* SUPPLIED DATA
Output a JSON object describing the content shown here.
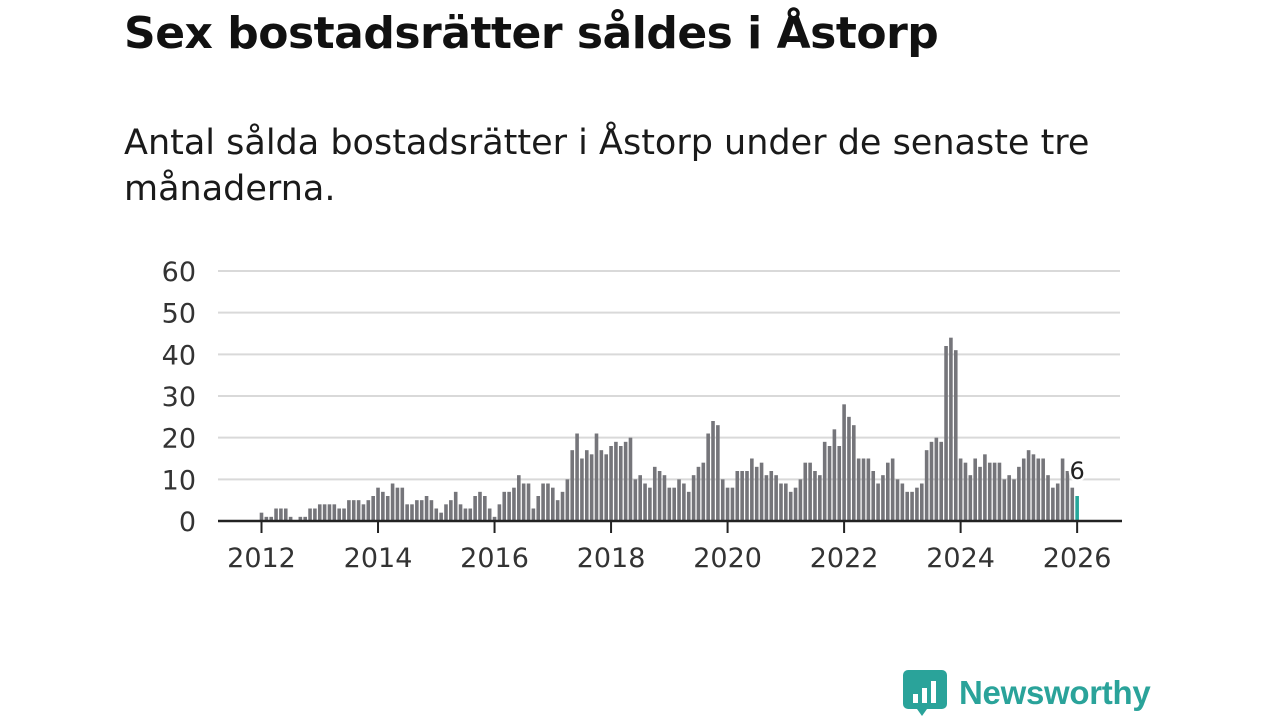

...

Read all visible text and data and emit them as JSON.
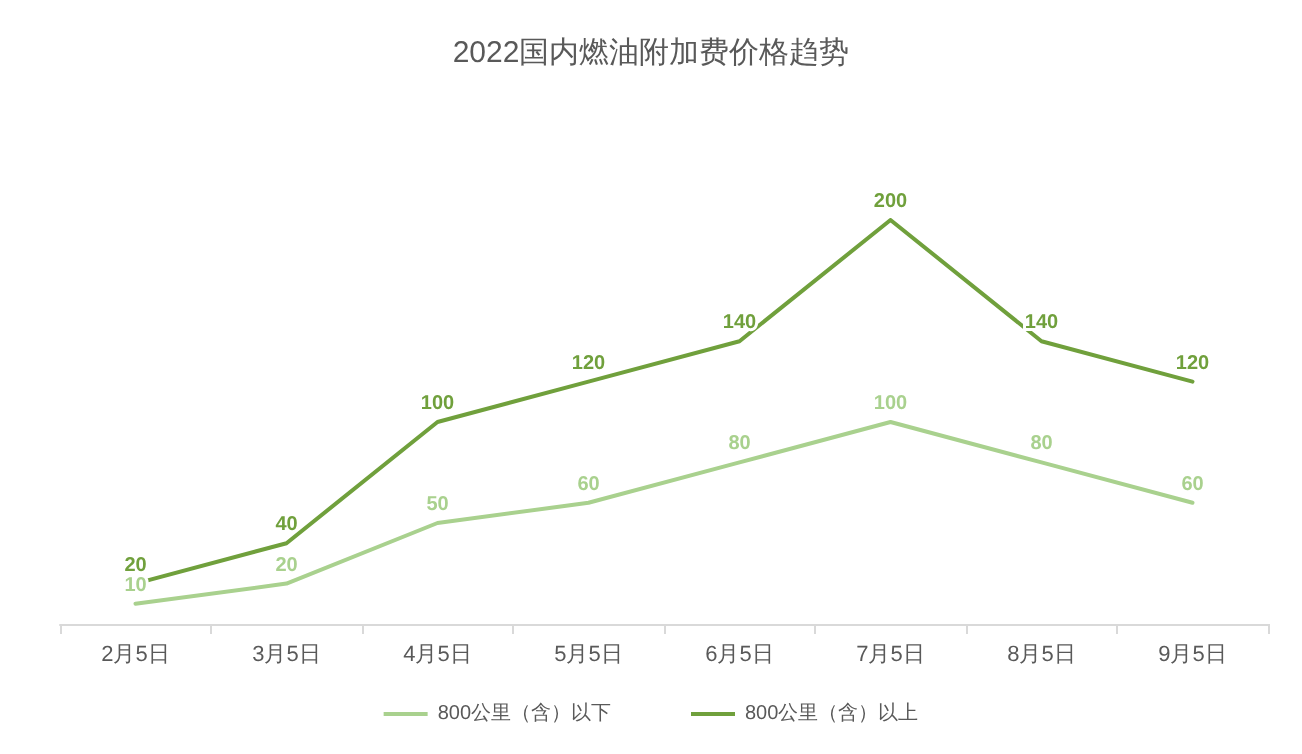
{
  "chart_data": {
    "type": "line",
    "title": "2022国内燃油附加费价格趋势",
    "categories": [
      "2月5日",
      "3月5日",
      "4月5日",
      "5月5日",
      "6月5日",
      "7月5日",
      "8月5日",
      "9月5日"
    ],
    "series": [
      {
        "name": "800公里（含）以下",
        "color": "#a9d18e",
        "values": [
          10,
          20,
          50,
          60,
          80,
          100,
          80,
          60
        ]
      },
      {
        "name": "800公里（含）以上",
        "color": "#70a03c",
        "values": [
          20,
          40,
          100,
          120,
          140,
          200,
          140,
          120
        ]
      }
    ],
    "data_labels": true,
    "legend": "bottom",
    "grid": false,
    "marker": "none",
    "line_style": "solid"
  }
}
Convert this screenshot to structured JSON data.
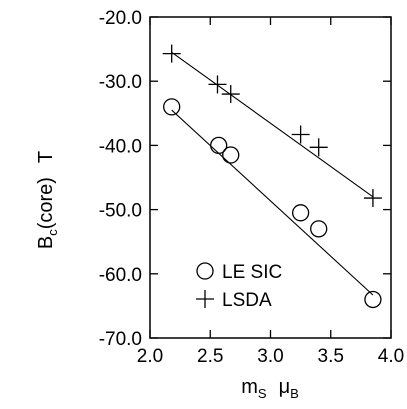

* EXERCISE BRIEF
Leave out the pictures and quote exactly the lines from the one where "Read all visible" appears to the one where "Convert this screenshot" appears, both ends counted.

* THE RESULT
Read all visible text and data and emit them as JSON.
{
  "chart_data": {
    "type": "line",
    "title": "2022国内燃油附加费价格趋势",
    "categories": [
      "2月5日",
      "3月5日",
      "4月5日",
      "5月5日",
      "6月5日",
      "7月5日",
      "8月5日",
      "9月5日"
    ],
    "series": [
      {
        "name": "800公里（含）以下",
        "color": "#a9d18e",
        "values": [
          10,
          20,
          50,
          60,
          80,
          100,
          80,
          60
        ]
      },
      {
        "name": "800公里（含）以上",
        "color": "#70a03c",
        "values": [
          20,
          40,
          100,
          120,
          140,
          200,
          140,
          120
        ]
      }
    ],
    "data_labels": true,
    "legend": "bottom",
    "grid": false,
    "marker": "none",
    "line_style": "solid"
  }
}
Convert this screenshot to structured JSON data.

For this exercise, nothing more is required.